Work instructions — Substitute "expand-chevron-icon" for "collapse-chevron-icon" in everything from the row containing "- task-pane: 图片任务" down to the row containing "- other-places-title: 其它位置: [26, 267, 75, 281]". Return only those rows, with nothing else changed.

▽

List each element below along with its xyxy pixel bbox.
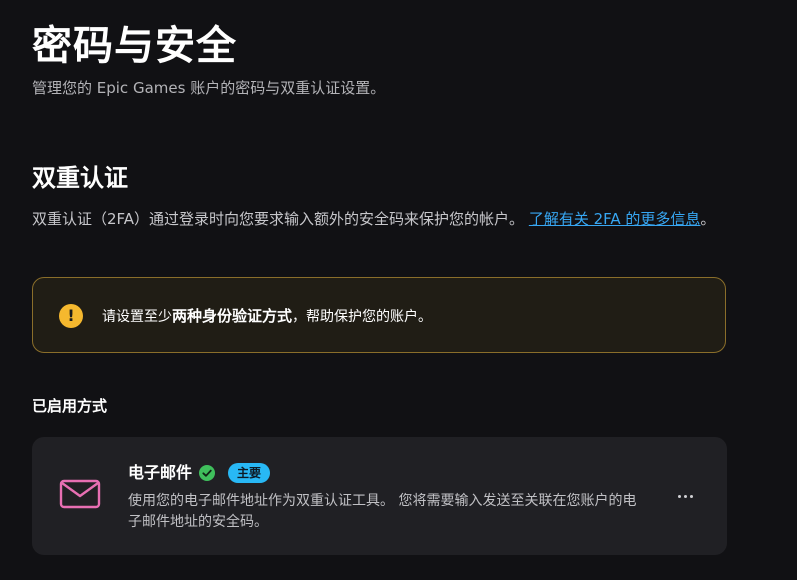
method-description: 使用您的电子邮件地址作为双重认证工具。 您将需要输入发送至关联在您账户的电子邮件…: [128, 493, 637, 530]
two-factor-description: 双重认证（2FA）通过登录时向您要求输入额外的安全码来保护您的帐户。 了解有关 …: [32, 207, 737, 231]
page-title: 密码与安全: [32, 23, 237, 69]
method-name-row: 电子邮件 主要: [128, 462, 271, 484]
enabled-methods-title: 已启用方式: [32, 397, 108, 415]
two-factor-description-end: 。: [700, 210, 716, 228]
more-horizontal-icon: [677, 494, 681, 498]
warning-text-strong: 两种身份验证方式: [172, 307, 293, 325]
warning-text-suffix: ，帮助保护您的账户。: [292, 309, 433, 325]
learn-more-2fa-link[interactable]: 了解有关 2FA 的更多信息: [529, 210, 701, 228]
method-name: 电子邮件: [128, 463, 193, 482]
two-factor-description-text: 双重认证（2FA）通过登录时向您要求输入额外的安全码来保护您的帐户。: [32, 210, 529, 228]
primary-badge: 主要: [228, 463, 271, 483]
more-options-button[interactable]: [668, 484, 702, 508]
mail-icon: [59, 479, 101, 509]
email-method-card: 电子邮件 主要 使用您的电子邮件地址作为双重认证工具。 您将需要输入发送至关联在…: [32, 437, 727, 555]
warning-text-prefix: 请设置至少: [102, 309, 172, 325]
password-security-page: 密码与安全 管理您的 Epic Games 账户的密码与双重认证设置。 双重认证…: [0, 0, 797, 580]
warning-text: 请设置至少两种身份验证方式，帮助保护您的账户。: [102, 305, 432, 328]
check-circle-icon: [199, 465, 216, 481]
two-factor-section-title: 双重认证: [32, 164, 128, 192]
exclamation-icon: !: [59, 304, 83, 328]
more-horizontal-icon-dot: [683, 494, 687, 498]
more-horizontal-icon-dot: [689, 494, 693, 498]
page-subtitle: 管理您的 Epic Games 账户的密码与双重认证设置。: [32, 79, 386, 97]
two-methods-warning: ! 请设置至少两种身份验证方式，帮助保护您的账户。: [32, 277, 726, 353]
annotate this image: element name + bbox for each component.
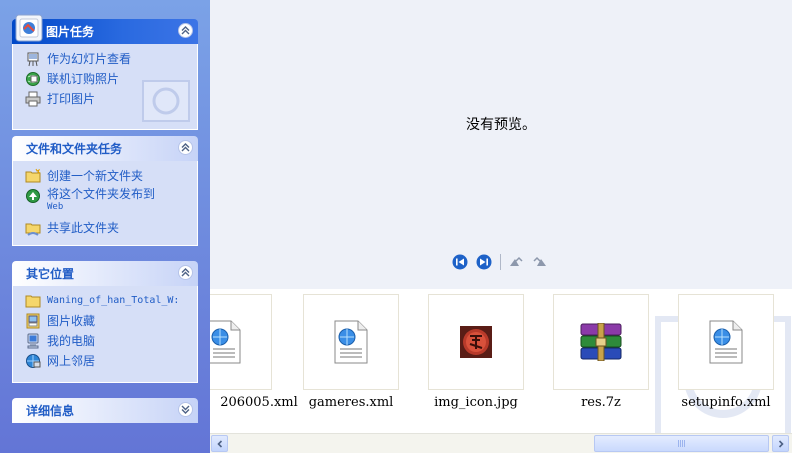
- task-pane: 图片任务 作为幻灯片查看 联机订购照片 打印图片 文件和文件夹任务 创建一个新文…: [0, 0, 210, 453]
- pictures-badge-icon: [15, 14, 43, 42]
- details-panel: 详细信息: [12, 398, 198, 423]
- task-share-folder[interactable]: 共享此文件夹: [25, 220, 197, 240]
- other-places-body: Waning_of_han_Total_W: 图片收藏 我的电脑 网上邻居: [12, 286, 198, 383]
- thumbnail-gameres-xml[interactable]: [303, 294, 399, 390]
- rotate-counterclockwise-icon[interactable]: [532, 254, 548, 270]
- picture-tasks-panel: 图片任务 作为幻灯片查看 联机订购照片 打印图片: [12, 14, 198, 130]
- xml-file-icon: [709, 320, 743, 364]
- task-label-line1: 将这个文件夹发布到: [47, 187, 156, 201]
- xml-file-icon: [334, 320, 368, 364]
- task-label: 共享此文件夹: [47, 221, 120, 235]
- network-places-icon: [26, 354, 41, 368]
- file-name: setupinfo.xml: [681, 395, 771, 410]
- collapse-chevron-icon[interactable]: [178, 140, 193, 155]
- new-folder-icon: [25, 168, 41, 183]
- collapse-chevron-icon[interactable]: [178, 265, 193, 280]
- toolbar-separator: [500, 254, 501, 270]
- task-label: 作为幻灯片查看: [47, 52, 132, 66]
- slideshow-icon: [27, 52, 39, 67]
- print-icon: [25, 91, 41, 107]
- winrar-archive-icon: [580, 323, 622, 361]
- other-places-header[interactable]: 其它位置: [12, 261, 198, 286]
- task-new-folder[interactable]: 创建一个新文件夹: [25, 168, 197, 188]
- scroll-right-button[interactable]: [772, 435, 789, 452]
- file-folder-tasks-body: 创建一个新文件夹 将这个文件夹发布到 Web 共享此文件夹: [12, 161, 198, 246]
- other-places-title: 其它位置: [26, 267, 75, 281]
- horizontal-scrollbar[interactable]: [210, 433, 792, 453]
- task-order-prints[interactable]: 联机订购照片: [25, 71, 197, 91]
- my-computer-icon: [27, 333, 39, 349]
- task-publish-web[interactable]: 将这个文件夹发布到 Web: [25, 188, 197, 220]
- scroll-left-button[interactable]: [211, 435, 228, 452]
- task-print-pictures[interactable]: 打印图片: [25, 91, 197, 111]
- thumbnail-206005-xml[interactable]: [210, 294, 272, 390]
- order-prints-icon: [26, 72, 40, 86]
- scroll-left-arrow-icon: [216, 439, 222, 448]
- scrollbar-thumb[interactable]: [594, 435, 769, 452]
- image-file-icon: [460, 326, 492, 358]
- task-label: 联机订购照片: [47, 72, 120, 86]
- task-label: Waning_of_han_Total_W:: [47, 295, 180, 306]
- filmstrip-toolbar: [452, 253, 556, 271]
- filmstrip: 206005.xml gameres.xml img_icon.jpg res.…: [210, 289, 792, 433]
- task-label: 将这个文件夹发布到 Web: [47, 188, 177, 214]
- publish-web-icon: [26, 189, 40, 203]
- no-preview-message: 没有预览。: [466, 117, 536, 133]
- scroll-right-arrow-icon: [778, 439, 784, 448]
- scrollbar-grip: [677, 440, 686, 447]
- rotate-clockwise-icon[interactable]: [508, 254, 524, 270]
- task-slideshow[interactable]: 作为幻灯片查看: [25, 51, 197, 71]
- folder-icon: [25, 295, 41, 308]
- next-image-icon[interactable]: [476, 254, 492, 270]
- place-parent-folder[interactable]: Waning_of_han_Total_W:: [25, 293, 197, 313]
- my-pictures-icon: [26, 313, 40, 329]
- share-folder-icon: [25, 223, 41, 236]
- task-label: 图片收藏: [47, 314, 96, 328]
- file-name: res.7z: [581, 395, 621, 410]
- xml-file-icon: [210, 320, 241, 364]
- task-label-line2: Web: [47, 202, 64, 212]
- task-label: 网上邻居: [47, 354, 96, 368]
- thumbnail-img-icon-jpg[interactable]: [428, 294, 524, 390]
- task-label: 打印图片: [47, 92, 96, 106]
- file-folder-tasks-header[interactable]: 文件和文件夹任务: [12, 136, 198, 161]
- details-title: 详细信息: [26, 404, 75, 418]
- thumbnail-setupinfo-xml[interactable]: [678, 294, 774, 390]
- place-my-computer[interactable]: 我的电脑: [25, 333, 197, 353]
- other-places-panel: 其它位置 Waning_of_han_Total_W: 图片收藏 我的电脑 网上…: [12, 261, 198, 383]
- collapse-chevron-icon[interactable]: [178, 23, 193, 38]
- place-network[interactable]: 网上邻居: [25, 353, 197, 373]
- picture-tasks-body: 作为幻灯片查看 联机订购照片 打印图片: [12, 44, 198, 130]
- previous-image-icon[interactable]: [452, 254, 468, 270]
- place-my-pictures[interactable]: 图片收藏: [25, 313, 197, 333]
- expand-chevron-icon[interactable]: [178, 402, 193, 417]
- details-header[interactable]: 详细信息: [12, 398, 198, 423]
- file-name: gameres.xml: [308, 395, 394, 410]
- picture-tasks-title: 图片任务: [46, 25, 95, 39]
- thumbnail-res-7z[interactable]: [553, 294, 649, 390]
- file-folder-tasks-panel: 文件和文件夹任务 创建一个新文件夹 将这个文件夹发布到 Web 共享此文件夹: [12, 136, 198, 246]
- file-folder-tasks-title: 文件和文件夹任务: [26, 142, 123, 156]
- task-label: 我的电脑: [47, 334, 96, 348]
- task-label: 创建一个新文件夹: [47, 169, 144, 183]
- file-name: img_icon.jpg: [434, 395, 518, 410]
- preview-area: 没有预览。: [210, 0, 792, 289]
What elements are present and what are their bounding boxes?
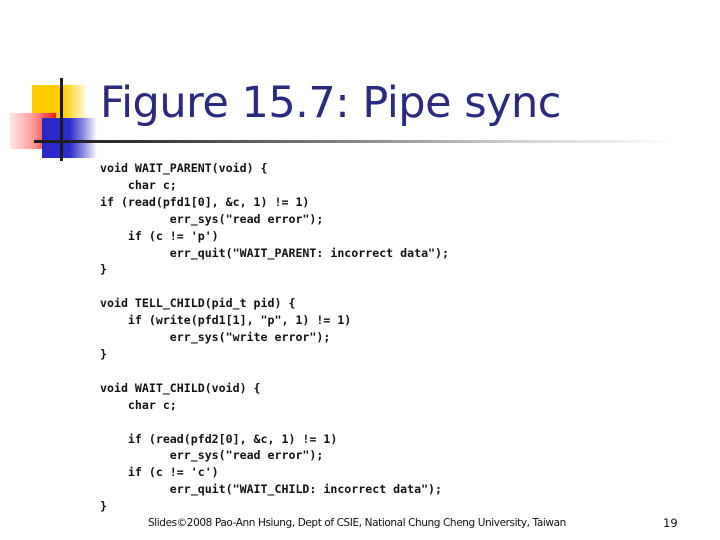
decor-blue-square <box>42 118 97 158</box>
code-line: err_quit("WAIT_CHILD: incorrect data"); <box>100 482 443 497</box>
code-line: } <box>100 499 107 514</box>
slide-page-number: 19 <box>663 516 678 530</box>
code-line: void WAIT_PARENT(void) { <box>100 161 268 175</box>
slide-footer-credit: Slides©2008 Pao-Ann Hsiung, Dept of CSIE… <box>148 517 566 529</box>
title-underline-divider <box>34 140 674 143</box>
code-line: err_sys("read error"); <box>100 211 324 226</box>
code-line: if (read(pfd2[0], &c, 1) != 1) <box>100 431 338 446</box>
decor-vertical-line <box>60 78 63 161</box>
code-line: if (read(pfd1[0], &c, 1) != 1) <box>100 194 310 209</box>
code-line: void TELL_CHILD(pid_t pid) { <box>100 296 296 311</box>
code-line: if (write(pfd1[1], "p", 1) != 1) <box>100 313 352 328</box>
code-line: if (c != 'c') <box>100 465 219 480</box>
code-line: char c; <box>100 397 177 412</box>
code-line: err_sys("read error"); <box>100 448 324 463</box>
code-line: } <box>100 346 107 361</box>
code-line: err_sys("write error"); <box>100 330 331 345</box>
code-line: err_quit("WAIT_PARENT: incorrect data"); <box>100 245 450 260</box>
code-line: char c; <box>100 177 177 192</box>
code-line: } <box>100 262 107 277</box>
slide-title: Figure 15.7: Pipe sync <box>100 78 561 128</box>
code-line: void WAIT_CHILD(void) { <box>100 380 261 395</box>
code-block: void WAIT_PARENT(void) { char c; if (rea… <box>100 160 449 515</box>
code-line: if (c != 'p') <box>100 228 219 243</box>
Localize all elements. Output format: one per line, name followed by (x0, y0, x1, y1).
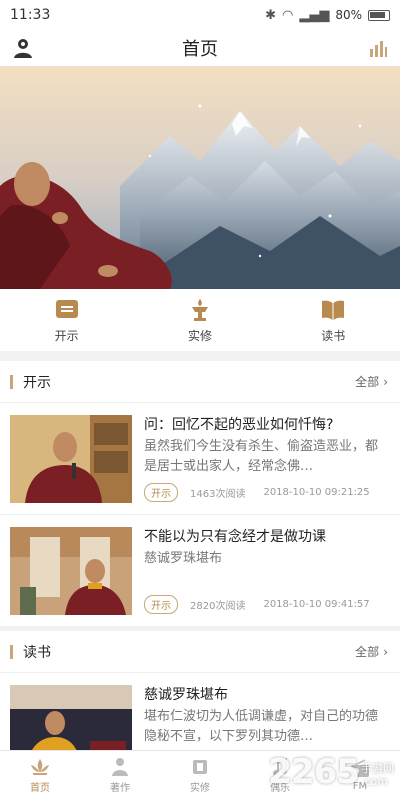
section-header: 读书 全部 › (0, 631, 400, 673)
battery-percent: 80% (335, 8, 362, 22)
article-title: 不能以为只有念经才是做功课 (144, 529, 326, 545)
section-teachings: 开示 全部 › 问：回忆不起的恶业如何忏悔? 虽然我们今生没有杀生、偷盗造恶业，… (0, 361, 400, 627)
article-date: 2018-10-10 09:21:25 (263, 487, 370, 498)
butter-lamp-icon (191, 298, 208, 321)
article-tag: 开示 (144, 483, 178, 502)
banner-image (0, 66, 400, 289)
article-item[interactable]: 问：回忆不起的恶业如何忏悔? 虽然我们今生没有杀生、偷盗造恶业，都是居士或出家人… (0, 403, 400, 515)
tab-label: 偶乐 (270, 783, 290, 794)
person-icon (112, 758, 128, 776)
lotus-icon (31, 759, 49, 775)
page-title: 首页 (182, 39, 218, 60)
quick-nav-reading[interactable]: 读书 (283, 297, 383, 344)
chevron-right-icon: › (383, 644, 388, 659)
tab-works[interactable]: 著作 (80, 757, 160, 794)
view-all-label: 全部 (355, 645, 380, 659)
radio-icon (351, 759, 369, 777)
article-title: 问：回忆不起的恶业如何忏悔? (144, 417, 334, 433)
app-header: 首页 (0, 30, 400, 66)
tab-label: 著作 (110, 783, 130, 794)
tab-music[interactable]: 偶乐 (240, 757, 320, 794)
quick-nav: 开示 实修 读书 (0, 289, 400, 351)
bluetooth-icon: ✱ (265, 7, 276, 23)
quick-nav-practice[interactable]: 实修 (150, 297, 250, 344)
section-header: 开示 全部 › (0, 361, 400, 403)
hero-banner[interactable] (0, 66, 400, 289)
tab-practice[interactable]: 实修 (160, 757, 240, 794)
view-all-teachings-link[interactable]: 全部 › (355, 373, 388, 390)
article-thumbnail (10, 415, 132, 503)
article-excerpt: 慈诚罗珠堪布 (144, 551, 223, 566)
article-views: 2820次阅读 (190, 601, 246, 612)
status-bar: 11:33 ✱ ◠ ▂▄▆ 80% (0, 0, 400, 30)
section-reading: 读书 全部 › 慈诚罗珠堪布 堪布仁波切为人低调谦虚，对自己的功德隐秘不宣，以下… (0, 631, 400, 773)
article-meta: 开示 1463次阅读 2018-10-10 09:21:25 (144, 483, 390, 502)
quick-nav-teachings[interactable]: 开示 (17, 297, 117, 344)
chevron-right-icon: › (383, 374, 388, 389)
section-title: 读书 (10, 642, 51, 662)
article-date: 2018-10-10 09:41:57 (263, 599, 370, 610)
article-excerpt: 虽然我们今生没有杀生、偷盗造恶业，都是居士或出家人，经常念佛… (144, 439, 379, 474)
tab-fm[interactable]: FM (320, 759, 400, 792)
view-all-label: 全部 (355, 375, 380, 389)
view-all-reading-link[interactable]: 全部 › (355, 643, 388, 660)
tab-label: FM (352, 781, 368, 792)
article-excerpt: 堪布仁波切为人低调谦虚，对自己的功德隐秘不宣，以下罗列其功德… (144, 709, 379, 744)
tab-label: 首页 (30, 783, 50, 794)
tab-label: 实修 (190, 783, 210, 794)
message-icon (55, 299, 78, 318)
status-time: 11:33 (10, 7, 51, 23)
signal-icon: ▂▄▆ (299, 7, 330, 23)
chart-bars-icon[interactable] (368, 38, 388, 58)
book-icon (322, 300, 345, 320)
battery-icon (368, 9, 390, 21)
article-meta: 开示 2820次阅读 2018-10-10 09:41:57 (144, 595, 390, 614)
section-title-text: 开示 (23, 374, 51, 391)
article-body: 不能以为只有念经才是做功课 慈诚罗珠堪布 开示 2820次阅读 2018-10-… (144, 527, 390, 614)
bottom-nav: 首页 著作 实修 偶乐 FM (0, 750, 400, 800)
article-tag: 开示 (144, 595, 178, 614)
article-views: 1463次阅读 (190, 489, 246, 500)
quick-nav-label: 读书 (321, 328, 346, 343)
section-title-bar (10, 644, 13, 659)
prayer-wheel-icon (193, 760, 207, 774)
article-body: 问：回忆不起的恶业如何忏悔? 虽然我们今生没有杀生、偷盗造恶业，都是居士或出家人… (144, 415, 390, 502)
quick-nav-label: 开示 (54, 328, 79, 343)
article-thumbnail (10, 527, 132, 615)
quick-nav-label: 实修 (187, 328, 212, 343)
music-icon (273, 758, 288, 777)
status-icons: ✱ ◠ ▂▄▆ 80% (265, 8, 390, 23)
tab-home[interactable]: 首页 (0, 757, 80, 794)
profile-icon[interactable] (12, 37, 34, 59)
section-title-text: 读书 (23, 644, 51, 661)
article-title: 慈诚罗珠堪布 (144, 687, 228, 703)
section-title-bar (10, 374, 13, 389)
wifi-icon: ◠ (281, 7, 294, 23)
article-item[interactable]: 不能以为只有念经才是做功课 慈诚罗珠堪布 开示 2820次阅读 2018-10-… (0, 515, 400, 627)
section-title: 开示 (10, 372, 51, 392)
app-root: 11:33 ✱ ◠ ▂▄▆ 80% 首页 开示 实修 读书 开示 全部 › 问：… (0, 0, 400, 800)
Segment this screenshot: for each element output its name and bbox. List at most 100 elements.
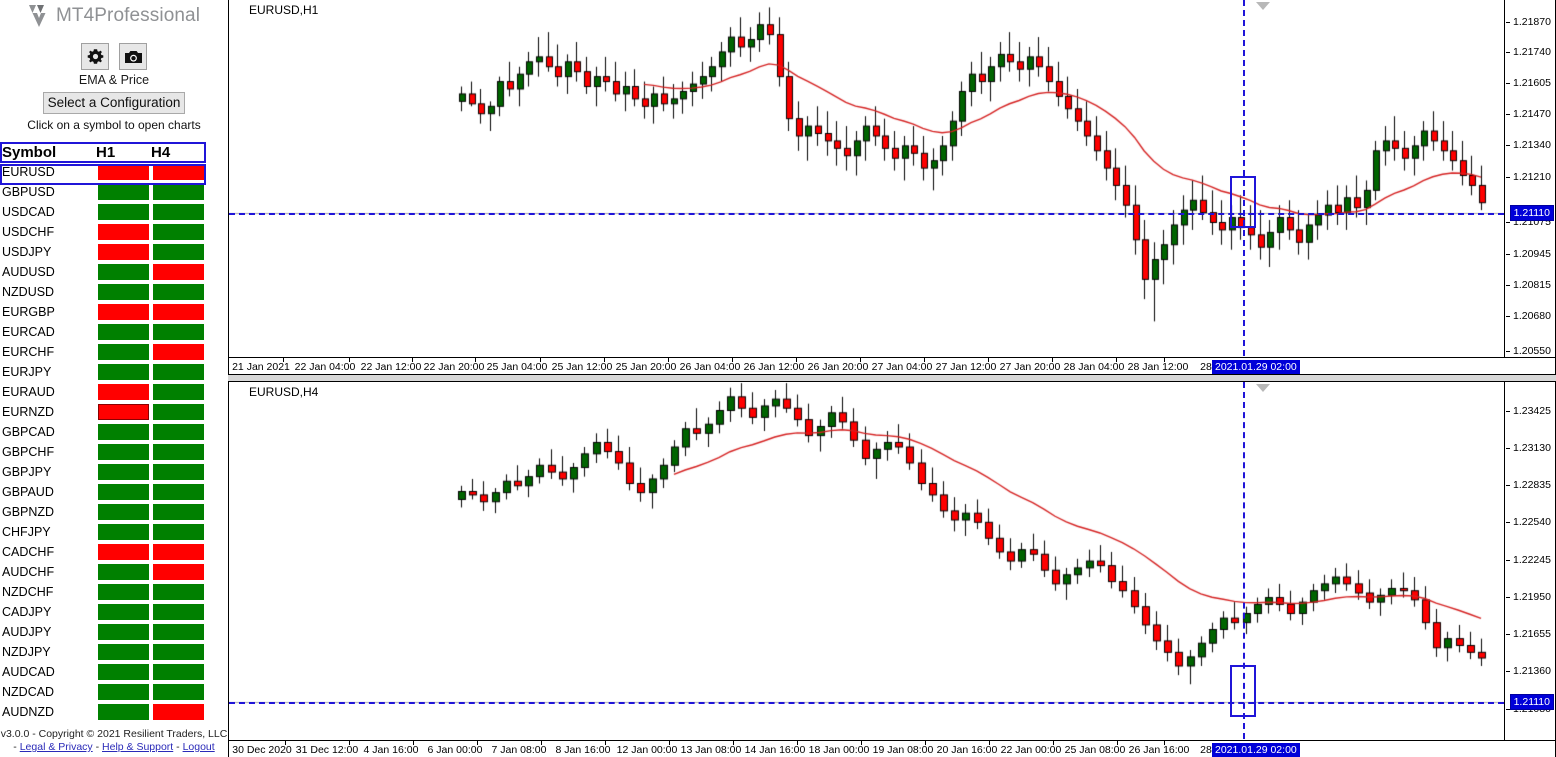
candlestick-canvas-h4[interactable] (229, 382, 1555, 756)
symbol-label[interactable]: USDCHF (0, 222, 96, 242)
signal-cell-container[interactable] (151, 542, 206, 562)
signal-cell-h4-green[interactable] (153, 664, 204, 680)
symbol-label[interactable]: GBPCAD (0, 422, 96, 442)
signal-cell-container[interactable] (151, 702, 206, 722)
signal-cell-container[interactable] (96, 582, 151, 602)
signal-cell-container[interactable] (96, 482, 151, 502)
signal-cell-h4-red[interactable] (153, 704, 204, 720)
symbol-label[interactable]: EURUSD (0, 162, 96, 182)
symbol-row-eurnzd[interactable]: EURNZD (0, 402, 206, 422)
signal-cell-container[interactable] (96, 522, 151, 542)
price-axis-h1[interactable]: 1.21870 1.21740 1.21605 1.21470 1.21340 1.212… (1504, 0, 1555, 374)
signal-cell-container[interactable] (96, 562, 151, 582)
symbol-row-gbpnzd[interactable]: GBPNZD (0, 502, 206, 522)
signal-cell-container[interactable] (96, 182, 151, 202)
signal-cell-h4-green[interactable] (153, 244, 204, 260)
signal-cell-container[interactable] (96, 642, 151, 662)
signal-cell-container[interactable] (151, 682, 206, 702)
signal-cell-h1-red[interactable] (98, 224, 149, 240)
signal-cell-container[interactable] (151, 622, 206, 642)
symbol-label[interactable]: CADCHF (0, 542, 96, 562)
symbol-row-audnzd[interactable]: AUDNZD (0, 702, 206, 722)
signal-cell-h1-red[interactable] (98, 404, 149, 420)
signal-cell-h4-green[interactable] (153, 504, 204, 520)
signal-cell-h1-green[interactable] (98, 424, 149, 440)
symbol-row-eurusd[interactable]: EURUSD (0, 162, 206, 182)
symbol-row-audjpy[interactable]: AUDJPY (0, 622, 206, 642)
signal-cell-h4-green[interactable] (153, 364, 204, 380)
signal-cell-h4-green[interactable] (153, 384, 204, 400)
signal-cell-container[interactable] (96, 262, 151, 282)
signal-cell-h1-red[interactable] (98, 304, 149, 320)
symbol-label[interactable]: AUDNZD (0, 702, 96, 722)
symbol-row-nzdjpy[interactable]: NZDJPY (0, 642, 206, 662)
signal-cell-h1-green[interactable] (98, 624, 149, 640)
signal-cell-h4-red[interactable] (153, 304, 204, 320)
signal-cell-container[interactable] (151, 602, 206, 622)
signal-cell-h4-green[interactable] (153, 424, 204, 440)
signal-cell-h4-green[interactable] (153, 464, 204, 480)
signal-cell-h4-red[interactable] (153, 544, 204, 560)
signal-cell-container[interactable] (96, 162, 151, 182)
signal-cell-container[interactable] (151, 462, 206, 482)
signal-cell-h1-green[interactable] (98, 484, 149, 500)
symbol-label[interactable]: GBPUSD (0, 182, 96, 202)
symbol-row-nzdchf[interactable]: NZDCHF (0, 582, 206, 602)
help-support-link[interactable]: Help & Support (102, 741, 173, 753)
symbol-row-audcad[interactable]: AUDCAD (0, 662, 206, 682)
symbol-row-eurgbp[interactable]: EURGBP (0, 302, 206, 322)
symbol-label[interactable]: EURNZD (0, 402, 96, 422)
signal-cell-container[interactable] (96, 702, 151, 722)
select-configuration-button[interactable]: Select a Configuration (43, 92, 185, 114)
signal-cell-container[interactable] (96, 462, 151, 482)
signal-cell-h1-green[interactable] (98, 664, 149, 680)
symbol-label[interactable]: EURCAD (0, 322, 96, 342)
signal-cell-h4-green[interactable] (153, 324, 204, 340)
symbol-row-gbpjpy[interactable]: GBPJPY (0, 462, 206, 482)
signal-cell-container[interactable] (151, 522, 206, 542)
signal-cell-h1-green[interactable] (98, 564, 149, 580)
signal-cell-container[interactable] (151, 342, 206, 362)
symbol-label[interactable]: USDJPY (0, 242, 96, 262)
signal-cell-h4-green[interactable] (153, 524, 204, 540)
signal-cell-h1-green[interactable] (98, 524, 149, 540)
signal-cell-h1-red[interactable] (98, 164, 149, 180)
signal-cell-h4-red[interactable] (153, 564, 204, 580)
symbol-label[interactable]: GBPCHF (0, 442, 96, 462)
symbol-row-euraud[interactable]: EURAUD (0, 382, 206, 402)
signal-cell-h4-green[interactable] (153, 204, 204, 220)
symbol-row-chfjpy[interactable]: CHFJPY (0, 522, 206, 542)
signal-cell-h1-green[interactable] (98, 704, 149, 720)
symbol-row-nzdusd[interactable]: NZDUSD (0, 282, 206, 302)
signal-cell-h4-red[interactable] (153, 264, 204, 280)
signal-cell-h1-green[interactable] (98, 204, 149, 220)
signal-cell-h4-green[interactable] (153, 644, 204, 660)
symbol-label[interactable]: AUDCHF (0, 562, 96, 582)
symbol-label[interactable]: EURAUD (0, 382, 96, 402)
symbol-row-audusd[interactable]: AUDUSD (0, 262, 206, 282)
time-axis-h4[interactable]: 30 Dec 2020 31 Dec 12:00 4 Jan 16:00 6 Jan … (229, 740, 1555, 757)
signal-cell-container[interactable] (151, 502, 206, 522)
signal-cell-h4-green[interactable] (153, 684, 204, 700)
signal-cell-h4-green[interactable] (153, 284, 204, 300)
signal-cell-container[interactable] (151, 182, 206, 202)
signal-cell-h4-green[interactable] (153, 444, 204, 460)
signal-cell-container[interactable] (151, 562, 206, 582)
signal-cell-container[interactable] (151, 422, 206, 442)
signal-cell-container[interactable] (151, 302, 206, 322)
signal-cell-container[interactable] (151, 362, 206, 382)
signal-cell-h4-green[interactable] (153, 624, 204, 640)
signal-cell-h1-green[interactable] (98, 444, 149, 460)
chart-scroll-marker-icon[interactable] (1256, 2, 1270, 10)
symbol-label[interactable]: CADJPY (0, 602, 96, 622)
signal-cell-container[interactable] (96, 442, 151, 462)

△

Solution to this problem —
- task-pane: 图片任务 作为幻灯片查看 联机订购照片 打印图片 文件和文件夹任务 创建一个新文…: [0, 0, 210, 453]
- pictures-badge-icon: [15, 14, 43, 42]
- details-panel: 详细信息: [12, 398, 198, 423]
- task-share-folder[interactable]: 共享此文件夹: [25, 220, 197, 240]
- other-places-body: Waning_of_han_Total_W: 图片收藏 我的电脑 网上邻居: [12, 286, 198, 383]
- thumbnail-gameres-xml[interactable]: [303, 294, 399, 390]
- rotate-counterclockwise-icon[interactable]: [532, 254, 548, 270]
- picture-tasks-panel: 图片任务 作为幻灯片查看 联机订购照片 打印图片: [12, 14, 198, 130]
- xml-file-icon: [709, 320, 743, 364]
- task-label-line1: 将这个文件夹发布到: [47, 187, 156, 201]
- xml-file-icon: [334, 320, 368, 364]
- task-label: 共享此文件夹: [47, 221, 120, 235]
- network-places-icon: [26, 354, 41, 368]
- file-name: setupinfo.xml: [681, 395, 771, 410]
- expand-chevron-icon[interactable]: [178, 140, 193, 155]
- new-folder-icon: [25, 168, 41, 183]
- expand-chevron-icon[interactable]: [178, 265, 193, 280]
- toolbar-separator: [500, 254, 501, 270]
- task-label: 作为幻灯片查看: [47, 52, 132, 66]
- slideshow-icon: [27, 52, 39, 67]
- print-icon: [25, 91, 41, 107]
- winrar-archive-icon: [580, 323, 622, 361]
- other-places-header[interactable]: 其它位置: [12, 261, 198, 286]
- task-new-folder[interactable]: 创建一个新文件夹: [25, 168, 197, 188]
- scroll-right-button[interactable]: [772, 435, 789, 452]
- file-folder-tasks-body: 创建一个新文件夹 将这个文件夹发布到 Web 共享此文件夹: [12, 161, 198, 246]
- other-places-title: 其它位置: [26, 267, 75, 281]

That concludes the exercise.